Below are records to transcribe exactly, without their pictures.
# # #
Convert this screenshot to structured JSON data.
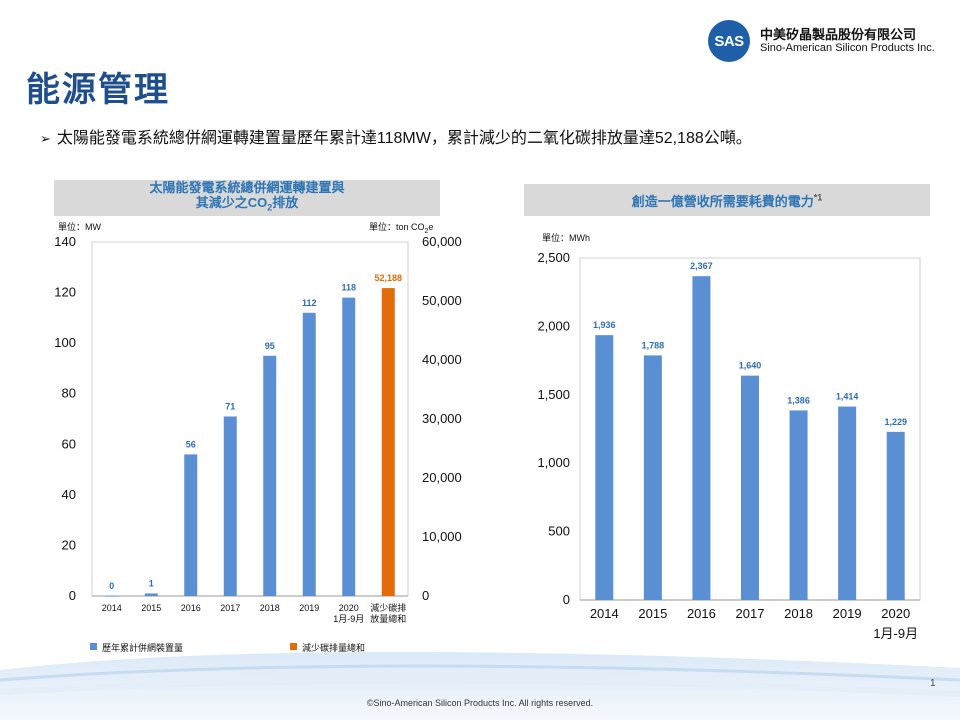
{
  "header": {
    "logo_text": "SAS",
    "company_zh": "中美矽晶製品股份有限公司",
    "company_en": "Sino-American Silicon Products Inc."
  },
  "page": {
    "title": "能源管理",
    "bullet": "太陽能發電系統總併網運轉建置量歷年累計達118MW，累計減少的二氧化碳排放量達52,188公噸。",
    "page_number": "1",
    "copyright": "©Sino-American Silicon Products Inc. All rights reserved."
  },
  "chart_data": [
    {
      "type": "bar",
      "title_line1": "太陽能發電系統總併網運轉建置與",
      "title_line2_prefix": "其減少之",
      "title_line2_co2": "CO",
      "title_line2_sub": "2",
      "title_line2_suffix": "排放",
      "ylabel": "單位：MW",
      "y2label_prefix": "單位：ton CO",
      "y2label_sub": "2",
      "y2label_suffix": "e",
      "ylim": [
        0,
        140
      ],
      "y2lim": [
        0,
        60000
      ],
      "yticks": [
        "0",
        "20",
        "40",
        "60",
        "80",
        "100",
        "120",
        "140"
      ],
      "y2ticks": [
        "0",
        "10,000",
        "20,000",
        "30,000",
        "40,000",
        "50,000",
        "60,000"
      ],
      "categories": [
        "2014",
        "2015",
        "2016",
        "2017",
        "2018",
        "2019",
        "2020",
        "減少碳排"
      ],
      "category_sublabels": [
        "",
        "",
        "",
        "",
        "",
        "",
        "1月-9月",
        "放量總和"
      ],
      "series": [
        {
          "name": "歷年累計併網裝置量",
          "color": "#5b8fd4",
          "axis": "left",
          "values": [
            0,
            1,
            56,
            71,
            95,
            112,
            118,
            null
          ],
          "labels": [
            "0",
            "1",
            "56",
            "71",
            "95",
            "112",
            "118",
            ""
          ]
        },
        {
          "name": "減少碳排量總和",
          "color": "#e26b0a",
          "axis": "right",
          "values": [
            null,
            null,
            null,
            null,
            null,
            null,
            null,
            52188
          ],
          "labels": [
            "",
            "",
            "",
            "",
            "",
            "",
            "",
            "52,188"
          ]
        }
      ],
      "legend_position": "bottom"
    },
    {
      "type": "bar",
      "title": "創造一億營收所需要耗費的電力",
      "title_note": "*1",
      "ylabel": "單位：MWh",
      "ylim": [
        0,
        2500
      ],
      "yticks": [
        "0",
        "500",
        "1,000",
        "1,500",
        "2,000",
        "2,500"
      ],
      "categories": [
        "2014",
        "2015",
        "2016",
        "2017",
        "2018",
        "2019",
        "2020"
      ],
      "category_sublabels": [
        "",
        "",
        "",
        "",
        "",
        "",
        "1月-9月"
      ],
      "series": [
        {
          "color": "#5b8fd4",
          "values": [
            1936,
            1788,
            2367,
            1640,
            1386,
            1414,
            1229
          ],
          "labels": [
            "1,936",
            "1,788",
            "2,367",
            "1,640",
            "1,386",
            "1,414",
            "1,229"
          ]
        }
      ]
    }
  ]
}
# # #
### EXERCISE RESULT
Convert this screenshot to structured JSON data.
{
  "header": {
    "logo_text": "SAS",
    "company_zh": "中美矽晶製品股份有限公司",
    "company_en": "Sino-American Silicon Products Inc."
  },
  "page": {
    "title": "能源管理",
    "bullet": "太陽能發電系統總併網運轉建置量歷年累計達118MW，累計減少的二氧化碳排放量達52,188公噸。",
    "page_number": "1",
    "copyright": "©Sino-American Silicon Products Inc. All rights reserved."
  },
  "chart_data": [
    {
      "type": "bar",
      "title_line1": "太陽能發電系統總併網運轉建置與",
      "title_line2_prefix": "其減少之",
      "title_line2_co2": "CO",
      "title_line2_sub": "2",
      "title_line2_suffix": "排放",
      "ylabel": "單位：MW",
      "y2label_prefix": "單位：ton CO",
      "y2label_sub": "2",
      "y2label_suffix": "e",
      "ylim": [
        0,
        140
      ],
      "y2lim": [
        0,
        60000
      ],
      "yticks": [
        "0",
        "20",
        "40",
        "60",
        "80",
        "100",
        "120",
        "140"
      ],
      "y2ticks": [
        "0",
        "10,000",
        "20,000",
        "30,000",
        "40,000",
        "50,000",
        "60,000"
      ],
      "categories": [
        "2014",
        "2015",
        "2016",
        "2017",
        "2018",
        "2019",
        "2020",
        "減少碳排"
      ],
      "category_sublabels": [
        "",
        "",
        "",
        "",
        "",
        "",
        "1月-9月",
        "放量總和"
      ],
      "series": [
        {
          "name": "歷年累計併網裝置量",
          "color": "#5b8fd4",
          "axis": "left",
          "values": [
            0,
            1,
            56,
            71,
            95,
            112,
            118,
            null
          ],
          "labels": [
            "0",
            "1",
            "56",
            "71",
            "95",
            "112",
            "118",
            ""
          ]
        },
        {
          "name": "減少碳排量總和",
          "color": "#e26b0a",
          "axis": "right",
          "values": [
            null,
            null,
            null,
            null,
            null,
            null,
            null,
            52188
          ],
          "labels": [
            "",
            "",
            "",
            "",
            "",
            "",
            "",
            "52,188"
          ]
        }
      ],
      "legend_position": "bottom"
    },
    {
      "type": "bar",
      "title": "創造一億營收所需要耗費的電力",
      "title_note": "*1",
      "ylabel": "單位：MWh",
      "ylim": [
        0,
        2500
      ],
      "yticks": [
        "0",
        "500",
        "1,000",
        "1,500",
        "2,000",
        "2,500"
      ],
      "categories": [
        "2014",
        "2015",
        "2016",
        "2017",
        "2018",
        "2019",
        "2020"
      ],
      "category_sublabels": [
        "",
        "",
        "",
        "",
        "",
        "",
        "1月-9月"
      ],
      "series": [
        {
          "color": "#5b8fd4",
          "values": [
            1936,
            1788,
            2367,
            1640,
            1386,
            1414,
            1229
          ],
          "labels": [
            "1,936",
            "1,788",
            "2,367",
            "1,640",
            "1,386",
            "1,414",
            "1,229"
          ]
        }
      ]
    }
  ]
}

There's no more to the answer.